Every record should be written out exactly, please.

** start of RAW RECORDS **

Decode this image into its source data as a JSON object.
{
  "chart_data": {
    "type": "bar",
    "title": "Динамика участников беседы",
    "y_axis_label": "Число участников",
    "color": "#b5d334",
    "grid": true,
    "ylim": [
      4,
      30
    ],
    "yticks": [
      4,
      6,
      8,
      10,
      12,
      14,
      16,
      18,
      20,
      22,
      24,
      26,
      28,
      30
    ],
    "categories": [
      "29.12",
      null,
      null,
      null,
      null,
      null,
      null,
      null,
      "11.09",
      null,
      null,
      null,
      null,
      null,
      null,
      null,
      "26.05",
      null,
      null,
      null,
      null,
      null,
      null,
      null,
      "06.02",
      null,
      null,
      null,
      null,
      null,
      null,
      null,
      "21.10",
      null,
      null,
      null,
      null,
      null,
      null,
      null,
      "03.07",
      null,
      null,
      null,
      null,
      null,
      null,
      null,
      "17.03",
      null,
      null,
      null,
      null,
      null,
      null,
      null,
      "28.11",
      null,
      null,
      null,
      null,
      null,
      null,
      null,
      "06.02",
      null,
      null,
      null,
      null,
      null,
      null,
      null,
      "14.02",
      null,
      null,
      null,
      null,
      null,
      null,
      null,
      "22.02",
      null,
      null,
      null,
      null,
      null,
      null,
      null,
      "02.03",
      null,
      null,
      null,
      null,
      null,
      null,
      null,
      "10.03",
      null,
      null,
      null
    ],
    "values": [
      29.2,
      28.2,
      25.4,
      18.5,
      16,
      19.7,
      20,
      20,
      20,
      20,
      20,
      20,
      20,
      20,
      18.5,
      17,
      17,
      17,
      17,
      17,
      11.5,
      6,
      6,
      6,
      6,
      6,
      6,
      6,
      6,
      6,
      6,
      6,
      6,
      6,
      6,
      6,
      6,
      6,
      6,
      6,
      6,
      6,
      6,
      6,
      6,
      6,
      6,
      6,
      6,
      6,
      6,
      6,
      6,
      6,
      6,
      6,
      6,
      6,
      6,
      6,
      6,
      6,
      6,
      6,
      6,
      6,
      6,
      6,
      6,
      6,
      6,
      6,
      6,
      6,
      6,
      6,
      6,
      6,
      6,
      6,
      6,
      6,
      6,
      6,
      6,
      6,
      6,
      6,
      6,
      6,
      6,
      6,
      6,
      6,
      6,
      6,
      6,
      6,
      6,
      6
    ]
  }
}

** end of RAW RECORDS **

:: CORRECT ANSWER ::
Decode this image into its source data as a JSON object.
{
  "chart_data": {
    "type": "bar",
    "title": "Динамика участников беседы",
    "y_axis_label": "Число участников",
    "color": "#b5d334",
    "grid": true,
    "ylim": [
      4,
      30
    ],
    "yticks": [
      4,
      6,
      8,
      10,
      12,
      14,
      16,
      18,
      20,
      22,
      24,
      26,
      28,
      30
    ],
    "categories": [
      "29.12",
      null,
      null,
      null,
      null,
      null,
      null,
      null,
      "11.09",
      null,
      null,
      null,
      null,
      null,
      null,
      null,
      "26.05",
      null,
      null,
      null,
      null,
      null,
      null,
      null,
      "06.02",
      null,
      null,
      null,
      null,
      null,
      null,
      null,
      "21.10",
      null,
      null,
      null,
      null,
      null,
      null,
      null,
      "03.07",
      null,
      null,
      null,
      null,
      null,
      null,
      null,
      "17.03",
      null,
      null,
      null,
      null,
      null,
      null,
      null,
      "28.11",
      null,
      null,
      null,
      null,
      null,
      null,
      null,
      "06.02",
      null,
      null,
      null,
      null,
      null,
      null,
      null,
      "14.02",
      null,
      null,
      null,
      null,
      null,
      null,
      null,
      "22.02",
      null,
      null,
      null,
      null,
      null,
      null,
      null,
      "02.03",
      null,
      null,
      null,
      null,
      null,
      null,
      null,
      "10.03",
      null,
      null,
      null
    ],
    "values": [
      29.2,
      28.2,
      25.4,
      18.5,
      16,
      19.7,
      20,
      20,
      20,
      20,
      20,
      20,
      20,
      20,
      18.5,
      17,
      17,
      17,
      17,
      17,
      11.5,
      6,
      6,
      6,
      6,
      6,
      6,
      6,
      6,
      6,
      6,
      6,
      6,
      6,
      6,
      6,
      6,
      6,
      6,
      6,
      6,
      6,
      6,
      6,
      6,
      6,
      6,
      6,
      6,
      6,
      6,
      6,
      6,
      6,
      6,
      6,
      6,
      6,
      6,
      6,
      6,
      6,
      6,
      6,
      6,
      6,
      6,
      6,
      6,
      6,
      6,
      6,
      6,
      6,
      6,
      6,
      6,
      6,
      6,
      6,
      6,
      6,
      6,
      6,
      6,
      6,
      6,
      6,
      6,
      6,
      6,
      6,
      6,
      6,
      6,
      6,
      6,
      6,
      6,
      6
    ]
  }
}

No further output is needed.